**Task objective**
Find the lines holding the string "text" in the data, then copy all of them.
╭─ Entries shown
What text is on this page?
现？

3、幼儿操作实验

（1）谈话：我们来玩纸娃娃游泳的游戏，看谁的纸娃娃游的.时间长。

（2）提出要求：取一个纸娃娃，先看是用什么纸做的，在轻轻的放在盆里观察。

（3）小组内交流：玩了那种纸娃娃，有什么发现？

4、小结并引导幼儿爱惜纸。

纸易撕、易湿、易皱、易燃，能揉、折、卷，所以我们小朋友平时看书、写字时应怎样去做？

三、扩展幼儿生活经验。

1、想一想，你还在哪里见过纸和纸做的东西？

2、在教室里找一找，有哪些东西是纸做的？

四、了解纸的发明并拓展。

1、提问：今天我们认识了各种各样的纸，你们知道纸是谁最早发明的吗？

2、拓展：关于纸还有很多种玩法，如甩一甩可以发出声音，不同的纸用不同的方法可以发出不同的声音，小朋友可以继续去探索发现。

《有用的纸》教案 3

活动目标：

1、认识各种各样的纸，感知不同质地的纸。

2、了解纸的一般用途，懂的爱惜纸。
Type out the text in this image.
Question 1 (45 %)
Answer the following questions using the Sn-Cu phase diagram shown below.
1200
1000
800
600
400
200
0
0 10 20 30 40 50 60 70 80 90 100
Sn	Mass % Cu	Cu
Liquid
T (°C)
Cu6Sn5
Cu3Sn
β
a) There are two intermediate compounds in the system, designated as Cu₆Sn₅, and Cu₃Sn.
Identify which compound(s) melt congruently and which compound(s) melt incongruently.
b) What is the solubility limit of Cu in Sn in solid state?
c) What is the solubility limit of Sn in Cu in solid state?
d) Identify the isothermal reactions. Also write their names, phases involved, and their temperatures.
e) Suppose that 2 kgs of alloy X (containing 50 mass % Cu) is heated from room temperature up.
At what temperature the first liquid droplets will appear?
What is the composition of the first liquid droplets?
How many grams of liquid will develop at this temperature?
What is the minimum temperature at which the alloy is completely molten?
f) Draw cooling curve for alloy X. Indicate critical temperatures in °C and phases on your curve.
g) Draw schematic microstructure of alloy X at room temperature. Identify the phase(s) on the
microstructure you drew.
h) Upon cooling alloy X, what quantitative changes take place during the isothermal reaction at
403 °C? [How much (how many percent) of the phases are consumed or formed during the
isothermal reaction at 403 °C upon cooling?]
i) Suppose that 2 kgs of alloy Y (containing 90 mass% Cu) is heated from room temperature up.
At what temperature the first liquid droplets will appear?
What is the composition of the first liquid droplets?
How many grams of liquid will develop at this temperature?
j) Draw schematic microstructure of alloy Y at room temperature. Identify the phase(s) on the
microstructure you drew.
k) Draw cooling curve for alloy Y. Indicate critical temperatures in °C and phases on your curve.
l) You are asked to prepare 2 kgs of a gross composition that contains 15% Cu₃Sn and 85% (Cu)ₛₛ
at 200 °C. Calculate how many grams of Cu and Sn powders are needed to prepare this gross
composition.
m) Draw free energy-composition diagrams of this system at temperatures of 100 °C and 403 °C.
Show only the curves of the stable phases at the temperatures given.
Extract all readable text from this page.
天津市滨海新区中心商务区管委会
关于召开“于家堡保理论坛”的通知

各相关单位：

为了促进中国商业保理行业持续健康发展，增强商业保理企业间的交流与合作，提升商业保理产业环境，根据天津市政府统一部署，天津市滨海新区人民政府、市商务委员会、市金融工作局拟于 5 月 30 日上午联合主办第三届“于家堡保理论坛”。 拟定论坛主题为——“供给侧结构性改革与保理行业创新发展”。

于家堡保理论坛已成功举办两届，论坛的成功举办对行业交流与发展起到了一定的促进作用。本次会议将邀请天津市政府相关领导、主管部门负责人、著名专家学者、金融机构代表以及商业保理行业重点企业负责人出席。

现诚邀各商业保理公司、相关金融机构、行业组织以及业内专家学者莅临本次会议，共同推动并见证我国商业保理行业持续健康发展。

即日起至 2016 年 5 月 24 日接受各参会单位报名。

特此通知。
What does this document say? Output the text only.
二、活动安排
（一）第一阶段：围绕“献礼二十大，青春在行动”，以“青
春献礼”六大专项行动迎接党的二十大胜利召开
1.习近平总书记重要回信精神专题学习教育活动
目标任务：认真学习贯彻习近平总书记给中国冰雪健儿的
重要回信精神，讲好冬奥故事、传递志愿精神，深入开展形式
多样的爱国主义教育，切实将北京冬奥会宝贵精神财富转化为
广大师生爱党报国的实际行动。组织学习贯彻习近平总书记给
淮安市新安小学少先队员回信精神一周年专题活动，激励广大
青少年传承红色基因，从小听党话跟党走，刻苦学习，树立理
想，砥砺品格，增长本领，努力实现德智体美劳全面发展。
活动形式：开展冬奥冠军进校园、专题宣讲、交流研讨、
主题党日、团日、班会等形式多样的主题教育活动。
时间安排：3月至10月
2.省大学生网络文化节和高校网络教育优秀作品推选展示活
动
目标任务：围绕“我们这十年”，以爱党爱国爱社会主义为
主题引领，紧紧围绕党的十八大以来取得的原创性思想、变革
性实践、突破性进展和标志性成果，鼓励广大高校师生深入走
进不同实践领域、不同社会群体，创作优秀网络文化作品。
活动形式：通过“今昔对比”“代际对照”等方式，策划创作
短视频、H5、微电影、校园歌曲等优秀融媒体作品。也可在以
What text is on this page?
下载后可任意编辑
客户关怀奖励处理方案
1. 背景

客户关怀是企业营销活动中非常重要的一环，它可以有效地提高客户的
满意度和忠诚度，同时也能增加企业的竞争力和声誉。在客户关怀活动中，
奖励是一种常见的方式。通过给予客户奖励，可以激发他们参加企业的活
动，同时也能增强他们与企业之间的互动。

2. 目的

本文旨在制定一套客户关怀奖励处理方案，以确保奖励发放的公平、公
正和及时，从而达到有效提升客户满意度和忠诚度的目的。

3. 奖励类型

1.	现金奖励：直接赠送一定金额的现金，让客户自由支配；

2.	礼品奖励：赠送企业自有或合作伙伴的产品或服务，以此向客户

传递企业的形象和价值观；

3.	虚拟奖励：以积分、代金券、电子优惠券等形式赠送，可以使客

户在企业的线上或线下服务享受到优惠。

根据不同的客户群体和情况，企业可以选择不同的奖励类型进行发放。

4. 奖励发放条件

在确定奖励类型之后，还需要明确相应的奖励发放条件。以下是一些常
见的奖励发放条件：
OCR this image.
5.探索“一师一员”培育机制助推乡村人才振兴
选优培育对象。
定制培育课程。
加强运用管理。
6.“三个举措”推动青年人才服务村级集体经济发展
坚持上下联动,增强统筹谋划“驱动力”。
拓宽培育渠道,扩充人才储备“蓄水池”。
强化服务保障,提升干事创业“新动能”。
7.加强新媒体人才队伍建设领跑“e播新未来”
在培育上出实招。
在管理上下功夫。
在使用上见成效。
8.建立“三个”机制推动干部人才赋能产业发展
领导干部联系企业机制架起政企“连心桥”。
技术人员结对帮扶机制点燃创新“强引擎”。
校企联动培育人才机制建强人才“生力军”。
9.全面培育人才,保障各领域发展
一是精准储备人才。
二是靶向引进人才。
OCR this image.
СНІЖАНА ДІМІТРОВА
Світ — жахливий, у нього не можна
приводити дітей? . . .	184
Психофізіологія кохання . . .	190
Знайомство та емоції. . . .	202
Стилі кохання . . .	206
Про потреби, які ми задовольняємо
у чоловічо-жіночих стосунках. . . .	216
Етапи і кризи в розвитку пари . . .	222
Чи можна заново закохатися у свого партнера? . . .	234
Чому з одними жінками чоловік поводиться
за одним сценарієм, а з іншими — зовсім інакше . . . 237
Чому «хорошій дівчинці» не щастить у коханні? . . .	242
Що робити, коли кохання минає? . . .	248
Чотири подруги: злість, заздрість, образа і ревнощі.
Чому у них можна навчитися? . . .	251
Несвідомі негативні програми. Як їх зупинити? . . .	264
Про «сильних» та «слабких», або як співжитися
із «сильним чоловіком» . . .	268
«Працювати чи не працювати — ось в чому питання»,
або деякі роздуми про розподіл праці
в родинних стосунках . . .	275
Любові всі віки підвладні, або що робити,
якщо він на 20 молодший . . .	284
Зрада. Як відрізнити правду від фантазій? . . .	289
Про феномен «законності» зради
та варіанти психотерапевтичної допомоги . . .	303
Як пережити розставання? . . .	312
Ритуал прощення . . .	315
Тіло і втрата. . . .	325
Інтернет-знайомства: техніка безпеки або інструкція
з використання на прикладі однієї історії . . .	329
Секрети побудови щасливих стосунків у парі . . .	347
╰─
**The completed task**
What text is on this page?
Type out the text in this image.
Extract all readable text from this page.
What does this document say? Output the text only.
What text is on this page?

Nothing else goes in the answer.